◆ INSTRUCTIONS TO FOLLOW
Look through the lines and report how many include the word "magnets", giving nothing but the number.

^^^^

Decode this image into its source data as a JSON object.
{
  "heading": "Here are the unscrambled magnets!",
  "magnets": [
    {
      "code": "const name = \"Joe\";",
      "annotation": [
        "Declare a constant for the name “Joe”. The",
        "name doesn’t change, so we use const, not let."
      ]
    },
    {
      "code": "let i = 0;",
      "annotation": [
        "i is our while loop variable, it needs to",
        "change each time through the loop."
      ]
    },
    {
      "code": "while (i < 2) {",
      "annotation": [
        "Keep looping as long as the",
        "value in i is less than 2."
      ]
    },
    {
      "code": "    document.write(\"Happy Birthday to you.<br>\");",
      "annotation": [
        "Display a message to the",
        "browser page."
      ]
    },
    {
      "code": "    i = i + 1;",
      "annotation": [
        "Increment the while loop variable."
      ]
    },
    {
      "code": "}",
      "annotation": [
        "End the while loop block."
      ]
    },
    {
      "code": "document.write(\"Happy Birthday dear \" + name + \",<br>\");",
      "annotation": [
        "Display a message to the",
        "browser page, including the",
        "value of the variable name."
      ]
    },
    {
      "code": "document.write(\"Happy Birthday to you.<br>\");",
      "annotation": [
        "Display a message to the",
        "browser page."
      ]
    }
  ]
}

^^^^

◆ TASK OUTPUT
2